[Collected data entries]

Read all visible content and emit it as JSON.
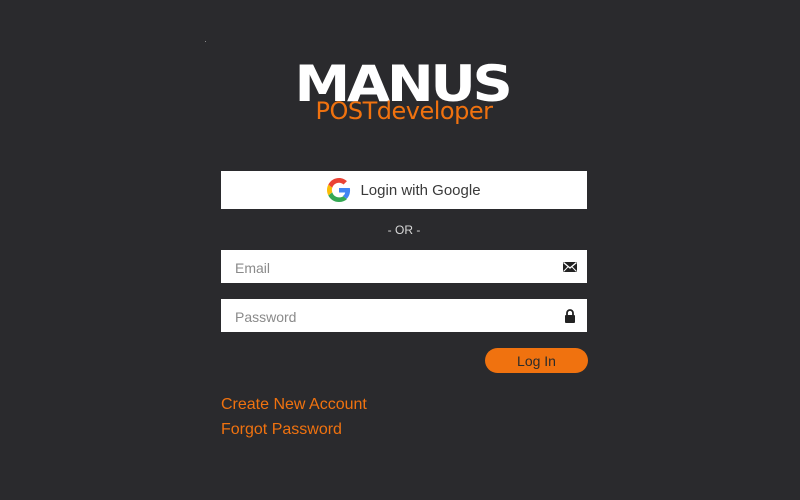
{
  "logo": {
    "main": "MANUS",
    "sub": "POSTdeveloper"
  },
  "google": {
    "label": "Login with Google"
  },
  "divider": {
    "text": "- OR -"
  },
  "email": {
    "placeholder": "Email",
    "value": ""
  },
  "password": {
    "placeholder": "Password",
    "value": ""
  },
  "login": {
    "label": "Log In"
  },
  "links": {
    "create_account": "Create New Account",
    "forgot_password": "Forgot Password"
  },
  "icons": {
    "google": "google-logo-icon",
    "email": "envelope-icon",
    "password": "lock-icon"
  },
  "colors": {
    "background": "#2a2a2d",
    "accent": "#f0720f",
    "field": "#ffffff"
  }
}
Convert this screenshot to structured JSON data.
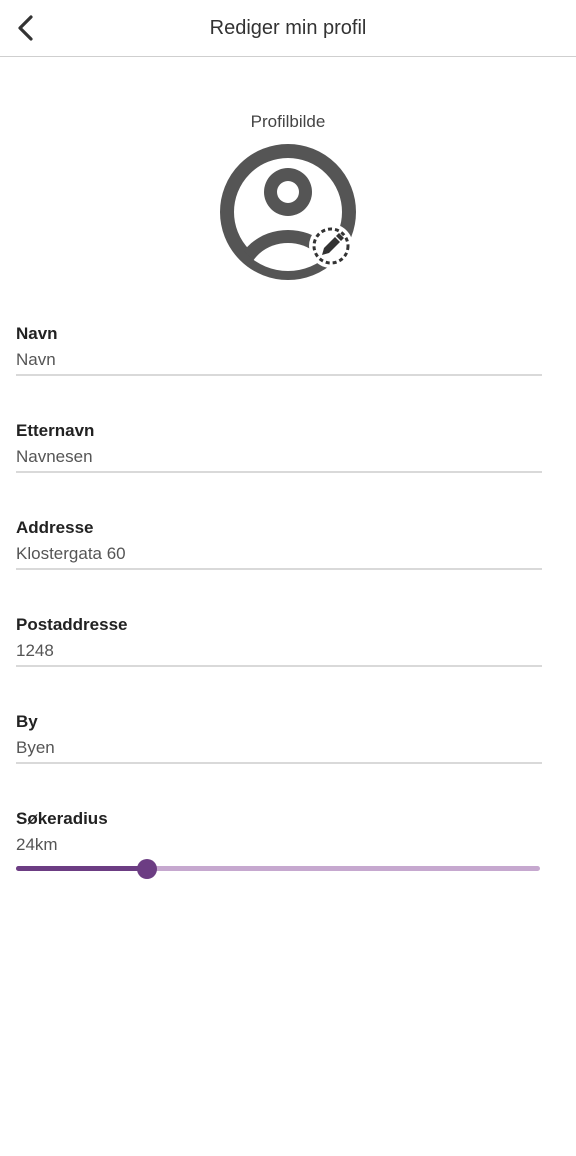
{
  "header": {
    "title": "Rediger min profil",
    "back_icon": "chevron-left-icon"
  },
  "avatar": {
    "label": "Profilbilde",
    "icon": "account-circle-icon",
    "edit_icon": "pencil-icon"
  },
  "fields": [
    {
      "label": "Navn",
      "value": "Navn"
    },
    {
      "label": "Etternavn",
      "value": "Navnesen"
    },
    {
      "label": "Addresse",
      "value": "Klostergata 60"
    },
    {
      "label": "Postaddresse",
      "value": "1248"
    },
    {
      "label": "By",
      "value": "Byen"
    }
  ],
  "radius": {
    "label": "Søkeradius",
    "value_text": "24km",
    "fraction": 0.25
  },
  "colors": {
    "accent": "#6c3d83",
    "accent_light": "#c6a8cf",
    "icon": "#555555"
  }
}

◆ What this task involves ◆
Leave out the pictures and reproduce the rest of the listing exactly.

◆ Solution to this task ◆
Read all visible content and emit it as JSON.
{
  "logo": {
    "main": "MANUS",
    "sub": "POSTdeveloper"
  },
  "google": {
    "label": "Login with Google"
  },
  "divider": {
    "text": "- OR -"
  },
  "email": {
    "placeholder": "Email",
    "value": ""
  },
  "password": {
    "placeholder": "Password",
    "value": ""
  },
  "login": {
    "label": "Log In"
  },
  "links": {
    "create_account": "Create New Account",
    "forgot_password": "Forgot Password"
  },
  "icons": {
    "google": "google-logo-icon",
    "email": "envelope-icon",
    "password": "lock-icon"
  },
  "colors": {
    "background": "#2a2a2d",
    "accent": "#f0720f",
    "field": "#ffffff"
  }
}
Convert this screenshot to structured JSON data.
{
  "header": {
    "title": "Rediger min profil",
    "back_icon": "chevron-left-icon"
  },
  "avatar": {
    "label": "Profilbilde",
    "icon": "account-circle-icon",
    "edit_icon": "pencil-icon"
  },
  "fields": [
    {
      "label": "Navn",
      "value": "Navn"
    },
    {
      "label": "Etternavn",
      "value": "Navnesen"
    },
    {
      "label": "Addresse",
      "value": "Klostergata 60"
    },
    {
      "label": "Postaddresse",
      "value": "1248"
    },
    {
      "label": "By",
      "value": "Byen"
    }
  ],
  "radius": {
    "label": "Søkeradius",
    "value_text": "24km",
    "fraction": 0.25
  },
  "colors": {
    "accent": "#6c3d83",
    "accent_light": "#c6a8cf",
    "icon": "#555555"
  }
}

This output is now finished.